Records from a data collection:

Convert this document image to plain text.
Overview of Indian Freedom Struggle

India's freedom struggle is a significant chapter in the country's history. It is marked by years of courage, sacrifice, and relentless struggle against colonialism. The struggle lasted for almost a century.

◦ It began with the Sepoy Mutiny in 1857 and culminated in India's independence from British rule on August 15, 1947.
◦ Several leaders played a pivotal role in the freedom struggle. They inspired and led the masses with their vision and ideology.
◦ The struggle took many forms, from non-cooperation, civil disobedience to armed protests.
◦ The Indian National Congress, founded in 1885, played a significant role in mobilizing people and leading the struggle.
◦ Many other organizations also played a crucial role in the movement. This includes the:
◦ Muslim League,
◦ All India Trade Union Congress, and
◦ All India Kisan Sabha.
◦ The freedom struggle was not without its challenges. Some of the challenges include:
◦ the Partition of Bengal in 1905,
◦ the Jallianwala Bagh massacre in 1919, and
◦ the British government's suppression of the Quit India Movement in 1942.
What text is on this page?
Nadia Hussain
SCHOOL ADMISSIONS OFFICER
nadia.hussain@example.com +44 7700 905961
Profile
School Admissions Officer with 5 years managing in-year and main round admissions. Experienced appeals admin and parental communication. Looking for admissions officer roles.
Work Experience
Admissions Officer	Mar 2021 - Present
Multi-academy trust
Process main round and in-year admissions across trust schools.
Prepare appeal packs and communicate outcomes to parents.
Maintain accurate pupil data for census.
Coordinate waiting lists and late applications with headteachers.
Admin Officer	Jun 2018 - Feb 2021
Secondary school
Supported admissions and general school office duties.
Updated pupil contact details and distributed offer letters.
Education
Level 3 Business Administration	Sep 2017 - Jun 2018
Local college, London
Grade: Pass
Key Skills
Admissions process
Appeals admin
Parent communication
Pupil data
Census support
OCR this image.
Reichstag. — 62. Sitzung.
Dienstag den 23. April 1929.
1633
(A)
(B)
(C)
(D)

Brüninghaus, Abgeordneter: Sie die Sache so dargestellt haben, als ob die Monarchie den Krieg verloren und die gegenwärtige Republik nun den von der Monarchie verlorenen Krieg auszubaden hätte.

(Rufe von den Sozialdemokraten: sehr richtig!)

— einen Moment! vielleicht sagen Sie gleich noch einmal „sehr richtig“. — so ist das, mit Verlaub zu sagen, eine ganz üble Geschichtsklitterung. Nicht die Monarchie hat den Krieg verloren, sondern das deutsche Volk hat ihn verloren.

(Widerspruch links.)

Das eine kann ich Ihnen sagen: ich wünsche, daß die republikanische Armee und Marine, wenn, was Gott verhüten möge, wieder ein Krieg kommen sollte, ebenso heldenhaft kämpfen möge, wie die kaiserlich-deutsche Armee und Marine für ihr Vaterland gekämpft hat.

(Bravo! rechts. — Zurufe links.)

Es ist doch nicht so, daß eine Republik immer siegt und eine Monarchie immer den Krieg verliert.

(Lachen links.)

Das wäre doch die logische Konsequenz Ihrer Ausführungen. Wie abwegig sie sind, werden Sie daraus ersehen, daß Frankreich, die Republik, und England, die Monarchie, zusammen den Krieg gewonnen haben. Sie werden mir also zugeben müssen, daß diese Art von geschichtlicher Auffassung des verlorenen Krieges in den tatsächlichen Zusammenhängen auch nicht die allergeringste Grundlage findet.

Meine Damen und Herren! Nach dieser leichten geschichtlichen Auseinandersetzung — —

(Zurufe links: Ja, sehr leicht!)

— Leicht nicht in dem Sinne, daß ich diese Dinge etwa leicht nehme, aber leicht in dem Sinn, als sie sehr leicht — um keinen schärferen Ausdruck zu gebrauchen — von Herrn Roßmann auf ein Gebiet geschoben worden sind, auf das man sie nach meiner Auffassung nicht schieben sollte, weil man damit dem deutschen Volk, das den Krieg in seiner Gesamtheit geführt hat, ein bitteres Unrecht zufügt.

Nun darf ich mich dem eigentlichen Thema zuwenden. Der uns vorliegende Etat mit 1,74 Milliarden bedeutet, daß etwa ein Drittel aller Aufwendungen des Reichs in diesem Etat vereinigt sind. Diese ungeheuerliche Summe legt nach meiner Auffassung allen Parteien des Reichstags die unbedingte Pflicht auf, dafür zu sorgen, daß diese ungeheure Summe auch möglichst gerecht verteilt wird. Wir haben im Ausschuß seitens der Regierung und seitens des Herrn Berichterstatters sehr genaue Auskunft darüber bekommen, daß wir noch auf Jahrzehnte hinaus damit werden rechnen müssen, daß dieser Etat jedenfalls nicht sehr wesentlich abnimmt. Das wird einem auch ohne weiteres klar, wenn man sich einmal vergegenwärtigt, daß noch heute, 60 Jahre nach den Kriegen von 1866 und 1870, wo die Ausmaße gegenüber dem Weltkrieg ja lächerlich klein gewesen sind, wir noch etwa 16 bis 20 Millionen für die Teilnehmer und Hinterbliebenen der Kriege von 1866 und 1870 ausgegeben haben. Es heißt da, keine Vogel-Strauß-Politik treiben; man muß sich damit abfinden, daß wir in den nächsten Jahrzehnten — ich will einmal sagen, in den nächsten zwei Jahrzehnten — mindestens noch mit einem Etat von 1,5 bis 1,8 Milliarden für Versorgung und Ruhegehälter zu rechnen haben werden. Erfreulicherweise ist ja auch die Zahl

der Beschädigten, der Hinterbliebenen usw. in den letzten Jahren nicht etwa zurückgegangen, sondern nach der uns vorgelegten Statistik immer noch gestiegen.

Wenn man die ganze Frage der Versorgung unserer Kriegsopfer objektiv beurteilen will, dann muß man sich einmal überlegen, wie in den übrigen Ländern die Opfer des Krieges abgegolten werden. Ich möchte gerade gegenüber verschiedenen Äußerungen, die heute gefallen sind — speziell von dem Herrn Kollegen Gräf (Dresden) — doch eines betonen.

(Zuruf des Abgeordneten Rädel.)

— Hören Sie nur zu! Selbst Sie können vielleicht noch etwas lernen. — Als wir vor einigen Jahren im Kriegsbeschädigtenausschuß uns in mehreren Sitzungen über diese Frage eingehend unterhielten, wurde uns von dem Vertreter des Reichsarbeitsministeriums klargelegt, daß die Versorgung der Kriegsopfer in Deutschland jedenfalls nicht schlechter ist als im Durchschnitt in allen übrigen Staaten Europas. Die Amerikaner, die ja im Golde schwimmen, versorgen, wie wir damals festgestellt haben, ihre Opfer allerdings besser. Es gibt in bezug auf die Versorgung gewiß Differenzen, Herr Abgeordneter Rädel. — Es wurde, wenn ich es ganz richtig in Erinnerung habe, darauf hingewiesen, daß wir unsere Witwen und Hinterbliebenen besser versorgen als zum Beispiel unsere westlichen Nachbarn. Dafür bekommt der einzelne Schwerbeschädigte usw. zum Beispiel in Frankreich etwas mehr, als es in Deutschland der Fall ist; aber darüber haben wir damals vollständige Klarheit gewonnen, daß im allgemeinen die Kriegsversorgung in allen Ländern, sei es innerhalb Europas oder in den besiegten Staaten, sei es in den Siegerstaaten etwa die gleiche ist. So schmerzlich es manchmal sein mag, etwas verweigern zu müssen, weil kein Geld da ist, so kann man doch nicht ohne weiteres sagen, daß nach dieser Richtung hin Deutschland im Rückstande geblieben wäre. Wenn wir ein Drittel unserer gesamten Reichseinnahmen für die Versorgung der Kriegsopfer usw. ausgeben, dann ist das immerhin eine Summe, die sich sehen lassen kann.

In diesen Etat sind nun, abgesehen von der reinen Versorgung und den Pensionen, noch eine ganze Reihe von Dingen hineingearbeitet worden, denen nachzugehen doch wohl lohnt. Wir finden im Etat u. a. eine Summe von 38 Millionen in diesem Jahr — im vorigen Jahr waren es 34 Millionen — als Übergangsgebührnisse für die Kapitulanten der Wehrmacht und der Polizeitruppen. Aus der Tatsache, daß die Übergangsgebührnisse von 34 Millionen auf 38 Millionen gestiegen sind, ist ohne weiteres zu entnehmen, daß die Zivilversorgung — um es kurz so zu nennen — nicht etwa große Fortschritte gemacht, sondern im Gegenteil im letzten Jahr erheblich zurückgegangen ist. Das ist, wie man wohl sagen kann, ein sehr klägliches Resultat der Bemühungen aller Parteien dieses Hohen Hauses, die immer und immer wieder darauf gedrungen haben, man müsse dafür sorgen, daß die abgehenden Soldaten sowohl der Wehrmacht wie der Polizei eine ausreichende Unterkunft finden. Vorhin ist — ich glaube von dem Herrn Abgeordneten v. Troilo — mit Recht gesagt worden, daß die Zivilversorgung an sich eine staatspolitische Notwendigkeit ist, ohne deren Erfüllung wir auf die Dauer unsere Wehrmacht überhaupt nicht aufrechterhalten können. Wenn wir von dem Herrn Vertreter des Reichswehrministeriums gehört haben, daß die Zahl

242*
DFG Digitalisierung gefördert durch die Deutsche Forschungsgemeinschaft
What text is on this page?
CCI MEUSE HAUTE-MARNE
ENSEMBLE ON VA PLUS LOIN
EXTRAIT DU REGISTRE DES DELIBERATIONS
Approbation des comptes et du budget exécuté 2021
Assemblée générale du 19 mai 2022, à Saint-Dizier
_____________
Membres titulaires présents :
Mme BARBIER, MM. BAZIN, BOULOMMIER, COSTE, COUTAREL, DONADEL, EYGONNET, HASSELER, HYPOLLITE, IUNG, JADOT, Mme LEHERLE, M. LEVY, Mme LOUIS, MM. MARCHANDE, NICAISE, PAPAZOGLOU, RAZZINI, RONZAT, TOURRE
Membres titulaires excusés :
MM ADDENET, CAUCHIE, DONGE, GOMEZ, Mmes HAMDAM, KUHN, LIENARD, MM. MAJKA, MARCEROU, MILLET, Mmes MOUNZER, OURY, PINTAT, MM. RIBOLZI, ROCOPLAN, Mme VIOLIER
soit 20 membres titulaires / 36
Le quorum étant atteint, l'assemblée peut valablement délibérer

• [Description of the task]: Identify every line where the string "Congress" appears.

• [Completed exercise]:
◦ The Indian National Congress, founded in 1885, played a significant role in mobilizing people and leading the struggle.
◦ All India Trade Union Congress, and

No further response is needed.